→ **Requirements**: Can you pull out each line of the data below that includes the word "explosion"?

[START OF Exercise input]

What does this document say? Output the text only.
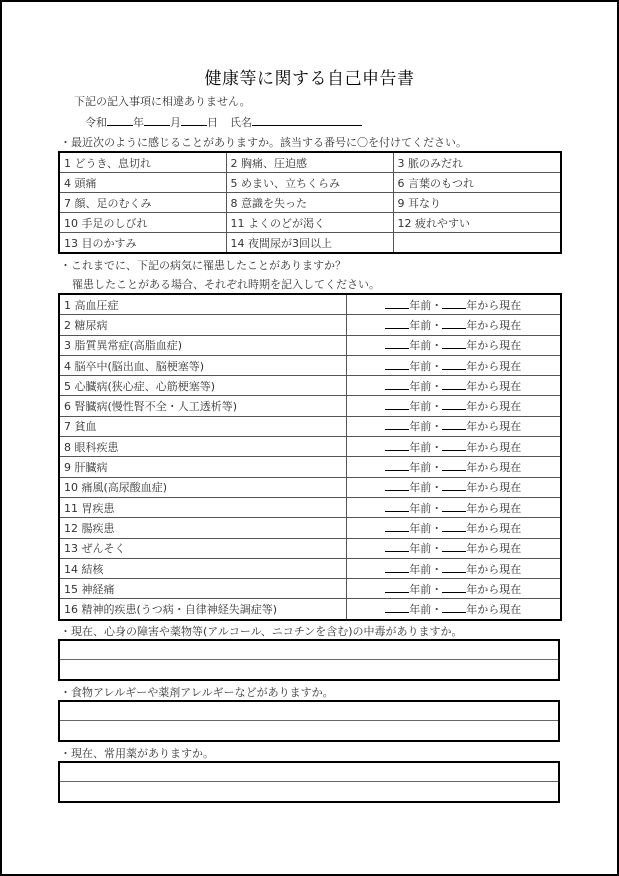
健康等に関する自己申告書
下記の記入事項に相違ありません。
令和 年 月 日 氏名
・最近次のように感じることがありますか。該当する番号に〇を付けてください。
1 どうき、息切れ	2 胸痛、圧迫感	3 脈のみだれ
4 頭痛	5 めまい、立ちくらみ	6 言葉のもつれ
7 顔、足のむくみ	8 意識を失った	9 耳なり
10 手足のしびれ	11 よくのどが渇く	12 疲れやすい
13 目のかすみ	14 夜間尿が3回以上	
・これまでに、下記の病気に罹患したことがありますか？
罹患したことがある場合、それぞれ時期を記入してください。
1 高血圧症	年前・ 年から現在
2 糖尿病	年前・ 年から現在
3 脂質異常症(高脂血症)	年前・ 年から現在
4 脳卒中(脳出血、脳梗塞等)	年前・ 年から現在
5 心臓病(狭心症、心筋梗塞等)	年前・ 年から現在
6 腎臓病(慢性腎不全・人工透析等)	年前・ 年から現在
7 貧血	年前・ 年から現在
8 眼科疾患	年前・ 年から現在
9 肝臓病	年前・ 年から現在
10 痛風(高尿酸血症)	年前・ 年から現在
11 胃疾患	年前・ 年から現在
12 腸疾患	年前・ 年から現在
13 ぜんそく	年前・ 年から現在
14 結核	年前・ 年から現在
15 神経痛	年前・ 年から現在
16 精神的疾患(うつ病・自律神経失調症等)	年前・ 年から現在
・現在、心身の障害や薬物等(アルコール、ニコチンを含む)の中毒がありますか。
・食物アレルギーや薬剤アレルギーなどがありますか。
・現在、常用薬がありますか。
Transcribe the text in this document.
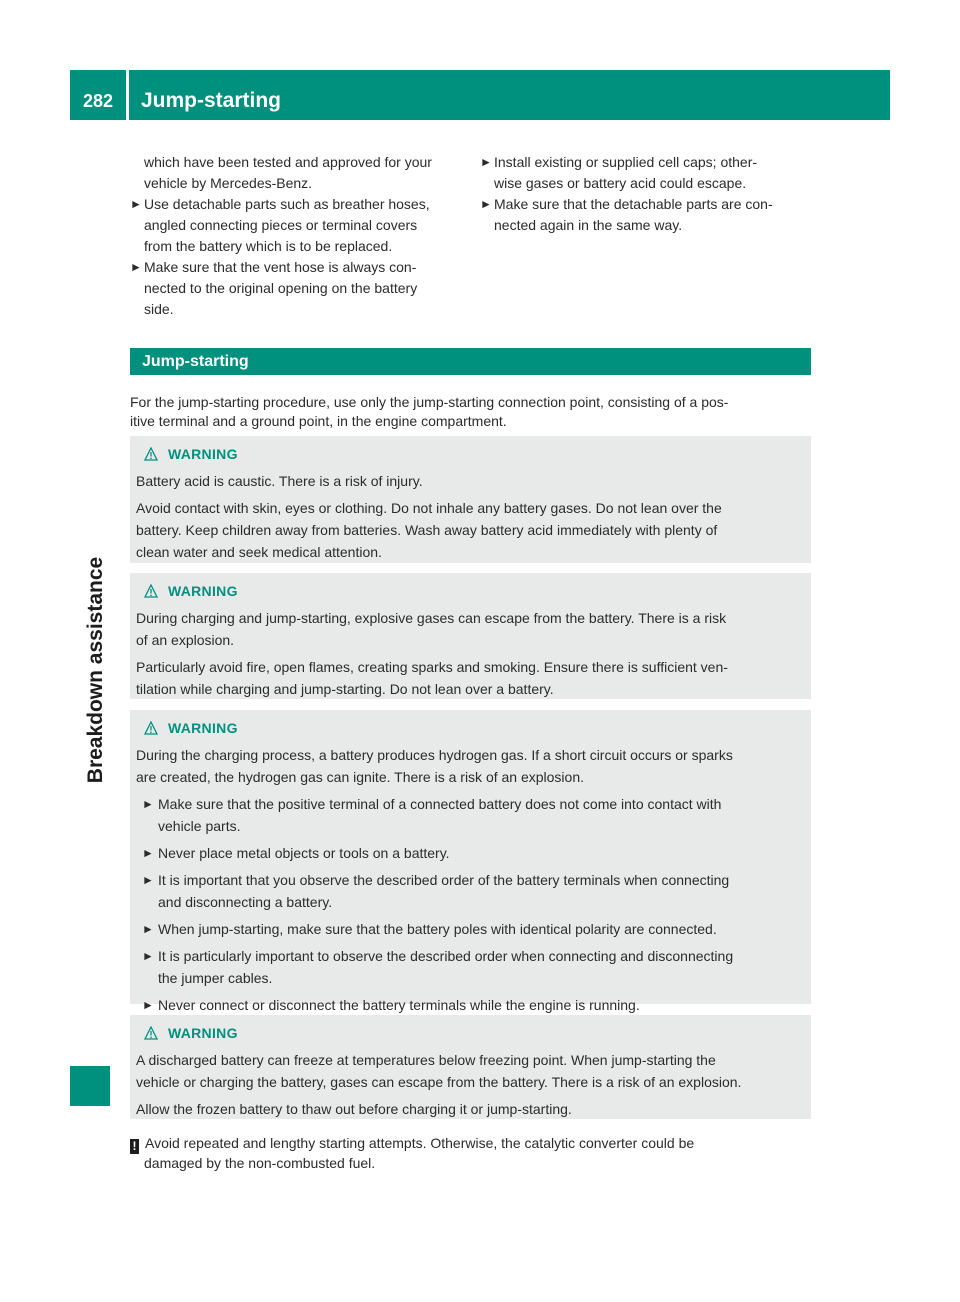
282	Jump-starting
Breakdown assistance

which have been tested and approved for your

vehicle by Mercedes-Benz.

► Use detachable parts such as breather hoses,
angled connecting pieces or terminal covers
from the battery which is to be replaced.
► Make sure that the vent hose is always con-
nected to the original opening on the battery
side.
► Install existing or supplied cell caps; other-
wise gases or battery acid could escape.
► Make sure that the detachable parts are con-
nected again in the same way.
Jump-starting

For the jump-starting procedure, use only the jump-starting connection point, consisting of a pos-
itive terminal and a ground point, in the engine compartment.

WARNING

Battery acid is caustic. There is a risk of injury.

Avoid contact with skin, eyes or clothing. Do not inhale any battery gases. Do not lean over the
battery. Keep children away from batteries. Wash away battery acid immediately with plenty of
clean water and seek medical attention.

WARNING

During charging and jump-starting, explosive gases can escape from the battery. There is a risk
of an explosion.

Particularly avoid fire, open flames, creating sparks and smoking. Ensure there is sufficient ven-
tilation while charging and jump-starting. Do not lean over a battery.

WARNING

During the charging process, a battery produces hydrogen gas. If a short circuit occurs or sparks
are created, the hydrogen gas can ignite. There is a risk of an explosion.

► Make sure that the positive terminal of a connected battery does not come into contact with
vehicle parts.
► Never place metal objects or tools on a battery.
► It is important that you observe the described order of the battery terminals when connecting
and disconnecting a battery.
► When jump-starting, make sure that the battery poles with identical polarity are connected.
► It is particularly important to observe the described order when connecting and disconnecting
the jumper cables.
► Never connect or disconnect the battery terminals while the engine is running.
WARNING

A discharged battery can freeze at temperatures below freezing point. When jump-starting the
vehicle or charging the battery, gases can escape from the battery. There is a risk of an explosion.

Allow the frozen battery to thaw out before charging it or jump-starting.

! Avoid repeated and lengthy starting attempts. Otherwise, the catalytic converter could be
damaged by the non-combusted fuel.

[END OF Exercise input]

→ **Output below**:
of an explosion.
are created, the hydrogen gas can ignite. There is a risk of an explosion.
vehicle or charging the battery, gases can escape from the battery. There is a risk of an explosion.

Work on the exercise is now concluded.